* **Data listing**:
---------------

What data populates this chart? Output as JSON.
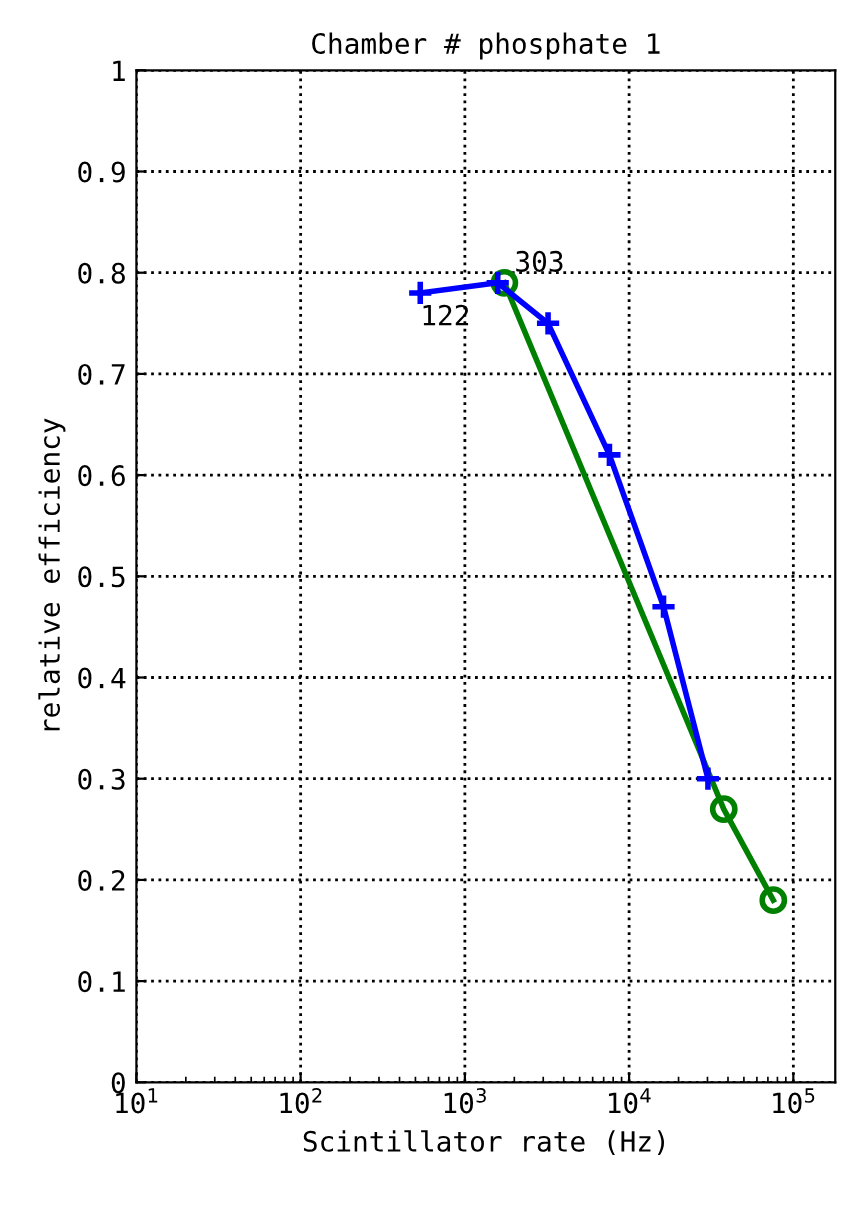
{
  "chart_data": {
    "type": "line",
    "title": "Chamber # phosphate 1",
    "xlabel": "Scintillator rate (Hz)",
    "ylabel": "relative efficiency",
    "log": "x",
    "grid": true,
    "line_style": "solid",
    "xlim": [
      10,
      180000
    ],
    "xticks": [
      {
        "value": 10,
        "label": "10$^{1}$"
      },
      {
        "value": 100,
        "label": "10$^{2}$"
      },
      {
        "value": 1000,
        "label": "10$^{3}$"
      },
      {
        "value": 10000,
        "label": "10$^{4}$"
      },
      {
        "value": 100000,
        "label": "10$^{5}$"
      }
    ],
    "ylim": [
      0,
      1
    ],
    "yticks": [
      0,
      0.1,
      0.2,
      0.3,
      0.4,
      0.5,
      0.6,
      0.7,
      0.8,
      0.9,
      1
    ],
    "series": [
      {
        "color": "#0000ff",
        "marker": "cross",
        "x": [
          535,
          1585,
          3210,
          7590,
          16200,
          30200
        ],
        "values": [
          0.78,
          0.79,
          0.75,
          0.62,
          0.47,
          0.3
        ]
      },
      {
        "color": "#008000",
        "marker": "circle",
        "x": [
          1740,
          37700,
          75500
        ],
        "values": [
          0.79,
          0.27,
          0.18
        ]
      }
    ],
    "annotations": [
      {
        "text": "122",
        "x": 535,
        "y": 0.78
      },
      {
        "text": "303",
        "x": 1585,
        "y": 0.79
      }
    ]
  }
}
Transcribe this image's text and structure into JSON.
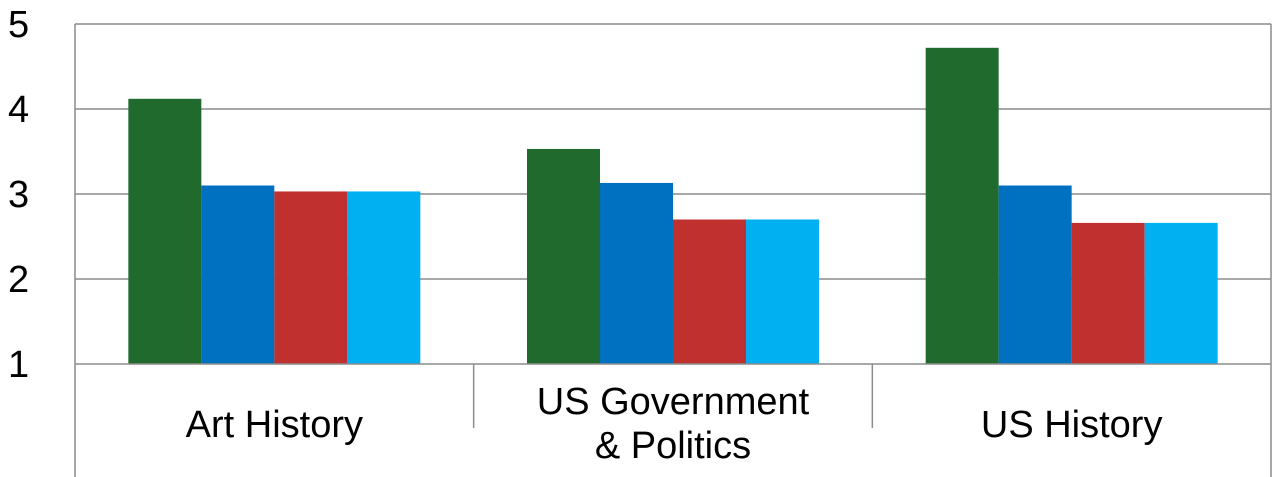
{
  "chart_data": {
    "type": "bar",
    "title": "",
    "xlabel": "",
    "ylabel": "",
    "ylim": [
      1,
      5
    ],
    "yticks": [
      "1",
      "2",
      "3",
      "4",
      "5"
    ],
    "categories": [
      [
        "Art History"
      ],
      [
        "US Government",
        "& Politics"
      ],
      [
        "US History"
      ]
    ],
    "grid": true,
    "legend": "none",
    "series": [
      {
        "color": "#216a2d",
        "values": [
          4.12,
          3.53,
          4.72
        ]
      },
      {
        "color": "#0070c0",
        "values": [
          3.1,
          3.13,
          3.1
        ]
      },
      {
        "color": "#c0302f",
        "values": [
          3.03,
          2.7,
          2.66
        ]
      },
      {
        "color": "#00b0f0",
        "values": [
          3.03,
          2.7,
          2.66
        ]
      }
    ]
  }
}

---------------

* **Stated goal**:
Copy exactly, please, the lines that run from the line holding "Transcribe this image's" through the closing line of the material above, omitting every picture.

* **Solution to this task**:
Transcribe this image's text and structure into JSON.
{
  "chart_data": {
    "type": "bar",
    "title": "",
    "xlabel": "",
    "ylabel": "",
    "ylim": [
      1,
      5
    ],
    "yticks": [
      "1",
      "2",
      "3",
      "4",
      "5"
    ],
    "categories": [
      [
        "Art History"
      ],
      [
        "US Government",
        "& Politics"
      ],
      [
        "US History"
      ]
    ],
    "grid": true,
    "legend": "none",
    "series": [
      {
        "color": "#216a2d",
        "values": [
          4.12,
          3.53,
          4.72
        ]
      },
      {
        "color": "#0070c0",
        "values": [
          3.1,
          3.13,
          3.1
        ]
      },
      {
        "color": "#c0302f",
        "values": [
          3.03,
          2.7,
          2.66
        ]
      },
      {
        "color": "#00b0f0",
        "values": [
          3.03,
          2.7,
          2.66
        ]
      }
    ]
  }
}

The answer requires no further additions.